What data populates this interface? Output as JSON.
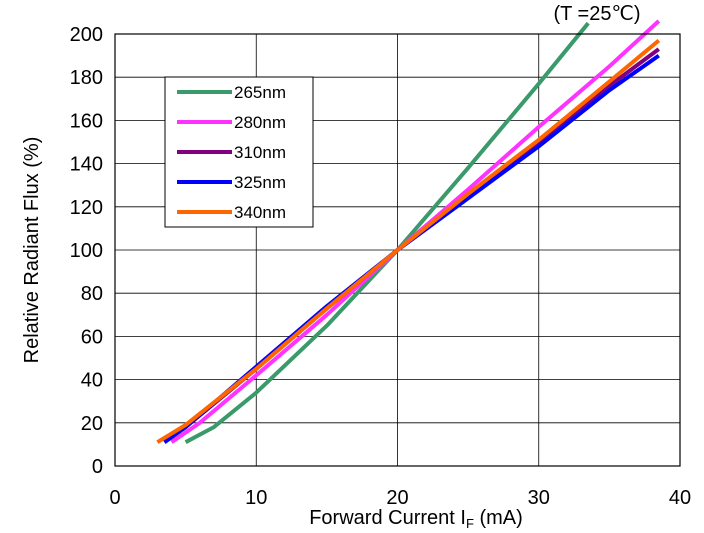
{
  "chart_data": {
    "type": "line",
    "annotation": "(T =25℃)",
    "xlabel": "Forward Current I",
    "xlabel_sub": "F",
    "xlabel_unit": " (mA)",
    "ylabel": "Relative Radiant Flux (%)",
    "xlim": [
      0,
      40
    ],
    "ylim": [
      0,
      200
    ],
    "xticks": [
      0,
      10,
      20,
      30,
      40
    ],
    "yticks": [
      0,
      20,
      40,
      60,
      80,
      100,
      120,
      140,
      160,
      180,
      200
    ],
    "grid": true,
    "legend_position": "upper-left",
    "series": [
      {
        "name": "265nm",
        "color": "#3a9a6a",
        "x": [
          5,
          7,
          10,
          15,
          20,
          25,
          30,
          33.5
        ],
        "y": [
          11,
          18,
          34,
          65,
          100,
          138,
          177,
          205
        ]
      },
      {
        "name": "280nm",
        "color": "#ff33ff",
        "x": [
          4,
          6,
          10,
          15,
          20,
          25,
          30,
          35,
          38.5
        ],
        "y": [
          11,
          20,
          42,
          70,
          100,
          128,
          157,
          185,
          206
        ]
      },
      {
        "name": "310nm",
        "color": "#800080",
        "x": [
          3.5,
          5,
          10,
          15,
          20,
          25,
          30,
          35,
          38.5
        ],
        "y": [
          11,
          18,
          45,
          73,
          100,
          125,
          150,
          176,
          193
        ]
      },
      {
        "name": "325nm",
        "color": "#0000ff",
        "x": [
          3.5,
          5,
          10,
          15,
          20,
          25,
          30,
          35,
          38.5
        ],
        "y": [
          11,
          18,
          46,
          74,
          100,
          124,
          148,
          174,
          190
        ]
      },
      {
        "name": "340nm",
        "color": "#ff6600",
        "x": [
          3,
          5,
          10,
          15,
          20,
          25,
          30,
          35,
          38.5
        ],
        "y": [
          11,
          19,
          45,
          73,
          100,
          126,
          151,
          178,
          197
        ]
      }
    ]
  }
}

-------

**What needs to be done:**
Your copy of the data should match it exactly, except that pictures are left out.

**The result:**
What data populates this interface? Output as JSON.
{
  "chart_data": {
    "type": "line",
    "annotation": "(T =25℃)",
    "xlabel": "Forward Current I",
    "xlabel_sub": "F",
    "xlabel_unit": " (mA)",
    "ylabel": "Relative Radiant Flux (%)",
    "xlim": [
      0,
      40
    ],
    "ylim": [
      0,
      200
    ],
    "xticks": [
      0,
      10,
      20,
      30,
      40
    ],
    "yticks": [
      0,
      20,
      40,
      60,
      80,
      100,
      120,
      140,
      160,
      180,
      200
    ],
    "grid": true,
    "legend_position": "upper-left",
    "series": [
      {
        "name": "265nm",
        "color": "#3a9a6a",
        "x": [
          5,
          7,
          10,
          15,
          20,
          25,
          30,
          33.5
        ],
        "y": [
          11,
          18,
          34,
          65,
          100,
          138,
          177,
          205
        ]
      },
      {
        "name": "280nm",
        "color": "#ff33ff",
        "x": [
          4,
          6,
          10,
          15,
          20,
          25,
          30,
          35,
          38.5
        ],
        "y": [
          11,
          20,
          42,
          70,
          100,
          128,
          157,
          185,
          206
        ]
      },
      {
        "name": "310nm",
        "color": "#800080",
        "x": [
          3.5,
          5,
          10,
          15,
          20,
          25,
          30,
          35,
          38.5
        ],
        "y": [
          11,
          18,
          45,
          73,
          100,
          125,
          150,
          176,
          193
        ]
      },
      {
        "name": "325nm",
        "color": "#0000ff",
        "x": [
          3.5,
          5,
          10,
          15,
          20,
          25,
          30,
          35,
          38.5
        ],
        "y": [
          11,
          18,
          46,
          74,
          100,
          124,
          148,
          174,
          190
        ]
      },
      {
        "name": "340nm",
        "color": "#ff6600",
        "x": [
          3,
          5,
          10,
          15,
          20,
          25,
          30,
          35,
          38.5
        ],
        "y": [
          11,
          19,
          45,
          73,
          100,
          126,
          151,
          178,
          197
        ]
      }
    ]
  }
}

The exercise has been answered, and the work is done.